_Exercise requirements:_
**a.** In the Postgres join estimates post, how many rows does the query planner estimate for the join, and how many rows does the join actually produce?
**b.** Retype the part of the Postgres join estimates post from "CREATE TABLE a" to "a (b_id, name)".

_Reading text:_
Bad estimates in Postgres when joining tables

Question

Currently I'm facing a problem where Postgres's query planer makes bad decisions based on (what I think) seems to be bad estimates, i.e. in a larger query the query planer chooses to do the (hash) join from this post as it's first/inner-most part because the estimate on this join is only 274 rows but actually there are 31770 rows when joining these two tables. That leads to nested loops over these 31770 rows in the larger query, although there are definitely cheaper paths when the query planer would have considered/known the correct row count, i.e. the estimate would have been better.

This can be used to reproduce the problem:

CREATE TABLE b (id int primary key, name text, is_visible boolean);
INSERT INTO b (id, name, is_visible) SELECT x, 'B #' || x, CASE WHEN x % 116 = 0 THEN true ELSE false END FROM generate_series(1, 29499) AS x;
CREATE INDEX ON b (is_visible);

CREATE TABLE a (id bigserial primary key, b_id int references b(id), name text);

WITH dist AS (
    SELECT '{7236,4431,3012,2339,2246,1907,1661,1356,1173,1029,533,505,415,354,336,275,188,168,168,153,152,133,126,125,113,90,73,72,65,64,64,48,46,35,34,31,26,26,26,25,25,25,24,22,22,21,20,20,19,19,15,15,15,15,13,13,12,12,12,12,12,11,11,11,11,8,8,8,8,8,8,8,8,7,7,7,6,6,6,6,6,6,6,6,6,6,5,5,5,5,5,5,5,5,4,4,4,4,4,4,4,4,4,4,4,4,4,4,4,4,4,4,4,4,4,4,3,3,3,3,3,3,3,3,3,3,3,3,3,3,3,3,3,3,3,3,3,3,2,2,2,2,2,2,2,2,2,2,2,2,2,2,2,2,2,2,2,2,2,2,2,2,2,2,2,2,2,2,2,2,2,2,2,2,2,2,2,2,2,2,2,2,2,2,2,2,2,1,1,1,1,1,1,1,1,1,1,1,1,1,1,1,1,1,1,1,1,1,1,1,1,1,1,1,1,1,1,1,1,1,1,1,1,1,1,1,1,1,1,1,1,1,1,1,1,1,1,1,1,1,1,1,1,1,1,1,1,1,1,1,1,1,1,1}'::INT[] cnt
)
INSERT INTO a (b_id, name)

_Information:_

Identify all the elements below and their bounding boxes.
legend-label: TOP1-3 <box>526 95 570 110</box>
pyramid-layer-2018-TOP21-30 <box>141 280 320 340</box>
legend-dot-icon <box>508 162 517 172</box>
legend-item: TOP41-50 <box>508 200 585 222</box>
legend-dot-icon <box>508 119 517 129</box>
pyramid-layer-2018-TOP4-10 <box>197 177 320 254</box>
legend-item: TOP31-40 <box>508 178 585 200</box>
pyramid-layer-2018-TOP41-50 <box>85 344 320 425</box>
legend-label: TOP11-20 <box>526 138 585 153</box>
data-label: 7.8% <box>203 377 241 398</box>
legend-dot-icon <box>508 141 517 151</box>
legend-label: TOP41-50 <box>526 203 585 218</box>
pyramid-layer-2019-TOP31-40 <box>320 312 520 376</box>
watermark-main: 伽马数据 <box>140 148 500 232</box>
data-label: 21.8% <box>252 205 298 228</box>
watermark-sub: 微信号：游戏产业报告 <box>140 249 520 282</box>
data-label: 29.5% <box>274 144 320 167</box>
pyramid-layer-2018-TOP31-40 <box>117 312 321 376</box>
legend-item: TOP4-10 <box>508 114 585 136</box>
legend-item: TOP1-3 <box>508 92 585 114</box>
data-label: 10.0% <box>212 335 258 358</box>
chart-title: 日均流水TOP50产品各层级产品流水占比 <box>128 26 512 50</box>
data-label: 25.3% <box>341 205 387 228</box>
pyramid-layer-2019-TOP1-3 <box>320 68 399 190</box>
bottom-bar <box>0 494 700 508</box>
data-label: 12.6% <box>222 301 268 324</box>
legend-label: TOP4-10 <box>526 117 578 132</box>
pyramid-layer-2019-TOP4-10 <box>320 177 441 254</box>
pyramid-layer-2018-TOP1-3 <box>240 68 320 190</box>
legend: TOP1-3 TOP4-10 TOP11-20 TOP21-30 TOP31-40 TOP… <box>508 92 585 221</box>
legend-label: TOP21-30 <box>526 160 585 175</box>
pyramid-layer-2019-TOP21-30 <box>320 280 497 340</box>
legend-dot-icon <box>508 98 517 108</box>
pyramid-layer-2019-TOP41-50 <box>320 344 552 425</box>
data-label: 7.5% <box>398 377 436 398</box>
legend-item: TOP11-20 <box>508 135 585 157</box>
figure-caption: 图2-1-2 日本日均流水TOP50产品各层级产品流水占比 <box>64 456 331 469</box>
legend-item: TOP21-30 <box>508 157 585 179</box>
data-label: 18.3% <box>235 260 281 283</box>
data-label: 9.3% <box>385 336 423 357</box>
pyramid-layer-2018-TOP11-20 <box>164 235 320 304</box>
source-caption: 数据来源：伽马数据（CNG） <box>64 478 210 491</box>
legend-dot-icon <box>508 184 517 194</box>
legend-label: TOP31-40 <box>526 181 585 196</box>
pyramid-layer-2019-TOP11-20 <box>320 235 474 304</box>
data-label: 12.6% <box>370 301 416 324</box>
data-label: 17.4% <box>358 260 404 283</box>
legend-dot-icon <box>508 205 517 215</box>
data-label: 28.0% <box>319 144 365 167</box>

_Answers for the exercise:_
**a.** The planner estimates 274 rows, but the join actually produces 31770 rows.

**b.**
CREATE TABLE a (id bigserial primary key, b_id int references b(id), name text);

WITH dist AS (
    SELECT '{7236,4431,3012,2339,2246,1907,1661,1356,1173,1029,533,505,415,354,336,275,188,168,168,153,152,133,126,125,113,90,73,72,65,64,64,48,46,35,34,31,26,26,26,25,25,25,24,22,22,21,20,20,19,19,15,15,15,15,13,13,12,12,12,12,12,11,11,11,11,8,8,8,8,8,8,8,8,7,7,7,6,6,6,6,6,6,6,6,6,6,5,5,5,5,5,5,5,5,4,4,4,4,4,4,4,4,4,4,4,4,4,4,4,4,4,4,4,4,4,4,3,3,3,3,3,3,3,3,3,3,3,3,3,3,3,3,3,3,3,3,3,3,2,2,2,2,2,2,2,2,2,2,2,2,2,2,2,2,2,2,2,2,2,2,2,2,2,2,2,2,2,2,2,2,2,2,2,2,2,2,2,2,2,2,2,2,2,2,2,2,2,1,1,1,1,1,1,1,1,1,1,1,1,1,1,1,1,1,1,1,1,1,1,1,1,1,1,1,1,1,1,1,1,1,1,1,1,1,1,1,1,1,1,1,1,1,1,1,1,1,1,1,1,1,1,1,1,1,1,1,1,1,1,1,1,1,1,1}'::INT[] cnt
)
INSERT INTO a (b_id, name)